◆ Brief ◆
Would you quote the material below in full and unchanged?

◆ Materials provided ◆
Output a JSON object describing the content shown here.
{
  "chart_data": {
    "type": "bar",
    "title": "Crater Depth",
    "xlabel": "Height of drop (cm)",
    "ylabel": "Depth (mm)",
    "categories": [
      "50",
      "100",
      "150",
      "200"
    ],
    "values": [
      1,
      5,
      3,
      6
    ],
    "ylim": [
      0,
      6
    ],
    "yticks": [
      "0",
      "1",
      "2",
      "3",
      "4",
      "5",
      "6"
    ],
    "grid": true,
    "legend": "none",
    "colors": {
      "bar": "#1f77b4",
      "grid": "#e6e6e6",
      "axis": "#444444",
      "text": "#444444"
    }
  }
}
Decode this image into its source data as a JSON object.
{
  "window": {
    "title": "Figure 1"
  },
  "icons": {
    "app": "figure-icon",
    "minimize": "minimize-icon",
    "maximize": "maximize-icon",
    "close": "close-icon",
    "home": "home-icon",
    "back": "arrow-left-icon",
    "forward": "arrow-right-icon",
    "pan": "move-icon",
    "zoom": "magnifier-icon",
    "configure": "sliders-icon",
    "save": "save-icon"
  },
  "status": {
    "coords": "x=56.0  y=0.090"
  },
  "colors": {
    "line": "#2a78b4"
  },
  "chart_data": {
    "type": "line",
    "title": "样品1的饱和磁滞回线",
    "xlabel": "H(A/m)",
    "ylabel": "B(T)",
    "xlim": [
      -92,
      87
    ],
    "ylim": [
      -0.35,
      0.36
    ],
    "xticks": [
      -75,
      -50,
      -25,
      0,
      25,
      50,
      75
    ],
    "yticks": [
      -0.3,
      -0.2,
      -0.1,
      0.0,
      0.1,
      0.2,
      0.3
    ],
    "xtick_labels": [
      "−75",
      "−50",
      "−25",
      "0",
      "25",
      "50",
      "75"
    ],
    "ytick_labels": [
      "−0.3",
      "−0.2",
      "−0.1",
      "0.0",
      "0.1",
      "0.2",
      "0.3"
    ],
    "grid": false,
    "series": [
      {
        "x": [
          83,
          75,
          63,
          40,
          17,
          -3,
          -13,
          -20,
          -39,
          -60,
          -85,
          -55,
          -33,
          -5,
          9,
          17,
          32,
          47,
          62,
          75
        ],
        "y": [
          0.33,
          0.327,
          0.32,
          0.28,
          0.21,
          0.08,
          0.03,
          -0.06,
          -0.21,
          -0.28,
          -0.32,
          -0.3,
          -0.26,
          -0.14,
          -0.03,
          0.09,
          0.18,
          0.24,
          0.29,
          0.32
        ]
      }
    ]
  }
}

◆ Solution below ◆
Output a JSON object describing the content shown here.
{
  "chart_data": {
    "type": "bar",
    "title": "Crater Depth",
    "xlabel": "Height of drop (cm)",
    "ylabel": "Depth (mm)",
    "categories": [
      "50",
      "100",
      "150",
      "200"
    ],
    "values": [
      1,
      5,
      3,
      6
    ],
    "ylim": [
      0,
      6
    ],
    "yticks": [
      "0",
      "1",
      "2",
      "3",
      "4",
      "5",
      "6"
    ],
    "grid": true,
    "legend": "none",
    "colors": {
      "bar": "#1f77b4",
      "grid": "#e6e6e6",
      "axis": "#444444",
      "text": "#444444"
    }
  }
}
Decode this image into its source data as a JSON object.
{
  "window": {
    "title": "Figure 1"
  },
  "icons": {
    "app": "figure-icon",
    "minimize": "minimize-icon",
    "maximize": "maximize-icon",
    "close": "close-icon",
    "home": "home-icon",
    "back": "arrow-left-icon",
    "forward": "arrow-right-icon",
    "pan": "move-icon",
    "zoom": "magnifier-icon",
    "configure": "sliders-icon",
    "save": "save-icon"
  },
  "status": {
    "coords": "x=56.0  y=0.090"
  },
  "colors": {
    "line": "#2a78b4"
  },
  "chart_data": {
    "type": "line",
    "title": "样品1的饱和磁滞回线",
    "xlabel": "H(A/m)",
    "ylabel": "B(T)",
    "xlim": [
      -92,
      87
    ],
    "ylim": [
      -0.35,
      0.36
    ],
    "xticks": [
      -75,
      -50,
      -25,
      0,
      25,
      50,
      75
    ],
    "yticks": [
      -0.3,
      -0.2,
      -0.1,
      0.0,
      0.1,
      0.2,
      0.3
    ],
    "xtick_labels": [
      "−75",
      "−50",
      "−25",
      "0",
      "25",
      "50",
      "75"
    ],
    "ytick_labels": [
      "−0.3",
      "−0.2",
      "−0.1",
      "0.0",
      "0.1",
      "0.2",
      "0.3"
    ],
    "grid": false,
    "series": [
      {
        "x": [
          83,
          75,
          63,
          40,
          17,
          -3,
          -13,
          -20,
          -39,
          -60,
          -85,
          -55,
          -33,
          -5,
          9,
          17,
          32,
          47,
          62,
          75
        ],
        "y": [
          0.33,
          0.327,
          0.32,
          0.28,
          0.21,
          0.08,
          0.03,
          -0.06,
          -0.21,
          -0.28,
          -0.32,
          -0.3,
          -0.26,
          -0.14,
          -0.03,
          0.09,
          0.18,
          0.24,
          0.29,
          0.32
        ]
      }
    ]
  }
}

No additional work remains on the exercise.